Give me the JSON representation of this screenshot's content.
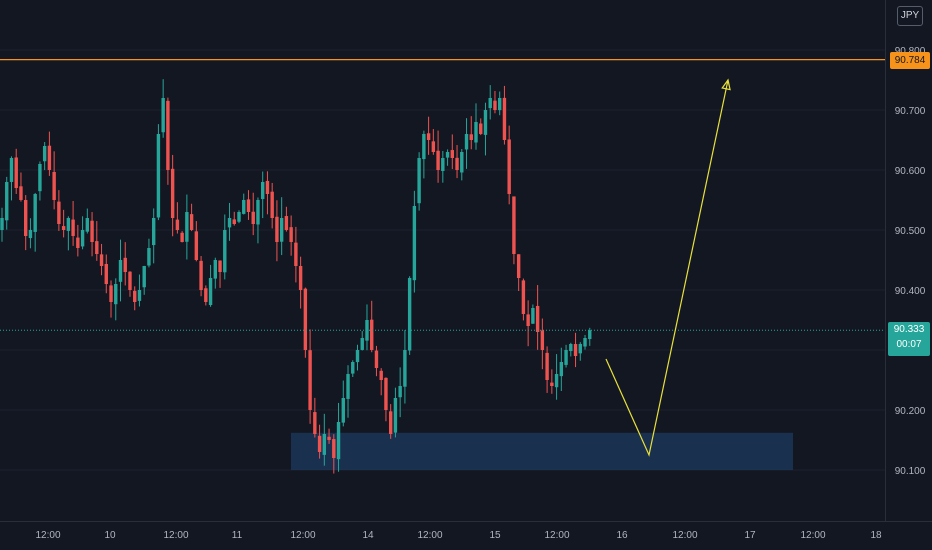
{
  "currency": "JPY",
  "chart_data": {
    "type": "candlestick",
    "price_axis": {
      "ticks": [
        "90.800",
        "90.700",
        "90.600",
        "90.500",
        "90.400",
        "90.300",
        "90.200",
        "90.100"
      ],
      "tick_values": [
        90.8,
        90.7,
        90.6,
        90.5,
        90.4,
        90.3,
        90.2,
        90.1
      ],
      "range": [
        90.07,
        90.83
      ]
    },
    "time_axis": {
      "labels": [
        "12:00",
        "10",
        "12:00",
        "11",
        "12:00",
        "14",
        "12:00",
        "15",
        "12:00",
        "16",
        "12:00",
        "17",
        "12:00",
        "18"
      ]
    },
    "resistance": {
      "price": 90.784,
      "label": "90.784",
      "color": "#f7931a"
    },
    "last_price": {
      "price": 90.333,
      "label": "90.333",
      "countdown": "00:07",
      "color": "#26a69a"
    },
    "support_zone": {
      "price_low": 90.1,
      "price_high": 90.162,
      "color": "#1e3a5f"
    },
    "projection": {
      "color": "#e8e13a",
      "points": [
        90.285,
        90.125,
        90.75
      ]
    },
    "colors": {
      "up": "#26a69a",
      "down": "#ef5350",
      "background": "#131722",
      "axis_text": "#b2b5be"
    },
    "closes": [
      90.52,
      90.58,
      90.62,
      90.57,
      90.55,
      90.49,
      90.5,
      90.56,
      90.61,
      90.64,
      90.6,
      90.55,
      90.51,
      90.5,
      90.52,
      90.49,
      90.47,
      90.5,
      90.52,
      90.48,
      90.46,
      90.44,
      90.41,
      90.38,
      90.41,
      90.45,
      90.43,
      90.4,
      90.38,
      90.4,
      90.44,
      90.47,
      90.52,
      90.66,
      90.72,
      90.6,
      90.52,
      90.5,
      90.48,
      90.53,
      90.5,
      90.45,
      90.4,
      90.38,
      90.42,
      90.45,
      90.43,
      90.5,
      90.52,
      90.51,
      90.53,
      90.55,
      90.53,
      90.51,
      90.55,
      90.58,
      90.56,
      90.52,
      90.48,
      90.52,
      90.5,
      90.48,
      90.44,
      90.4,
      90.3,
      90.2,
      90.16,
      90.13,
      90.16,
      90.15,
      90.12,
      90.18,
      90.22,
      90.26,
      90.28,
      90.3,
      90.32,
      90.35,
      90.3,
      90.27,
      90.25,
      90.2,
      90.16,
      90.22,
      90.24,
      90.3,
      90.42,
      90.54,
      90.62,
      90.66,
      90.65,
      90.63,
      90.6,
      90.62,
      90.63,
      90.62,
      90.6,
      90.63,
      90.66,
      90.65,
      90.68,
      90.66,
      90.7,
      90.72,
      90.7,
      90.72,
      90.65,
      90.56,
      90.46,
      90.42,
      90.36,
      90.34,
      90.37,
      90.33,
      90.3,
      90.25,
      90.24,
      90.26,
      90.28,
      90.3,
      90.31,
      90.29,
      90.31,
      90.32,
      90.333
    ]
  }
}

◆ ◆ ◆

▶ **WORK REQUIRED**
Transcribe every entry word for word, but skip the pictures.

▶ **ANSWER TO THIS TASK**
Give me the JSON representation of this screenshot's content.
{
  "currency": "JPY",
  "chart_data": {
    "type": "candlestick",
    "price_axis": {
      "ticks": [
        "90.800",
        "90.700",
        "90.600",
        "90.500",
        "90.400",
        "90.300",
        "90.200",
        "90.100"
      ],
      "tick_values": [
        90.8,
        90.7,
        90.6,
        90.5,
        90.4,
        90.3,
        90.2,
        90.1
      ],
      "range": [
        90.07,
        90.83
      ]
    },
    "time_axis": {
      "labels": [
        "12:00",
        "10",
        "12:00",
        "11",
        "12:00",
        "14",
        "12:00",
        "15",
        "12:00",
        "16",
        "12:00",
        "17",
        "12:00",
        "18"
      ]
    },
    "resistance": {
      "price": 90.784,
      "label": "90.784",
      "color": "#f7931a"
    },
    "last_price": {
      "price": 90.333,
      "label": "90.333",
      "countdown": "00:07",
      "color": "#26a69a"
    },
    "support_zone": {
      "price_low": 90.1,
      "price_high": 90.162,
      "color": "#1e3a5f"
    },
    "projection": {
      "color": "#e8e13a",
      "points": [
        90.285,
        90.125,
        90.75
      ]
    },
    "colors": {
      "up": "#26a69a",
      "down": "#ef5350",
      "background": "#131722",
      "axis_text": "#b2b5be"
    },
    "closes": [
      90.52,
      90.58,
      90.62,
      90.57,
      90.55,
      90.49,
      90.5,
      90.56,
      90.61,
      90.64,
      90.6,
      90.55,
      90.51,
      90.5,
      90.52,
      90.49,
      90.47,
      90.5,
      90.52,
      90.48,
      90.46,
      90.44,
      90.41,
      90.38,
      90.41,
      90.45,
      90.43,
      90.4,
      90.38,
      90.4,
      90.44,
      90.47,
      90.52,
      90.66,
      90.72,
      90.6,
      90.52,
      90.5,
      90.48,
      90.53,
      90.5,
      90.45,
      90.4,
      90.38,
      90.42,
      90.45,
      90.43,
      90.5,
      90.52,
      90.51,
      90.53,
      90.55,
      90.53,
      90.51,
      90.55,
      90.58,
      90.56,
      90.52,
      90.48,
      90.52,
      90.5,
      90.48,
      90.44,
      90.4,
      90.3,
      90.2,
      90.16,
      90.13,
      90.16,
      90.15,
      90.12,
      90.18,
      90.22,
      90.26,
      90.28,
      90.3,
      90.32,
      90.35,
      90.3,
      90.27,
      90.25,
      90.2,
      90.16,
      90.22,
      90.24,
      90.3,
      90.42,
      90.54,
      90.62,
      90.66,
      90.65,
      90.63,
      90.6,
      90.62,
      90.63,
      90.62,
      90.6,
      90.63,
      90.66,
      90.65,
      90.68,
      90.66,
      90.7,
      90.72,
      90.7,
      90.72,
      90.65,
      90.56,
      90.46,
      90.42,
      90.36,
      90.34,
      90.37,
      90.33,
      90.3,
      90.25,
      90.24,
      90.26,
      90.28,
      90.3,
      90.31,
      90.29,
      90.31,
      90.32,
      90.333
    ]
  }
}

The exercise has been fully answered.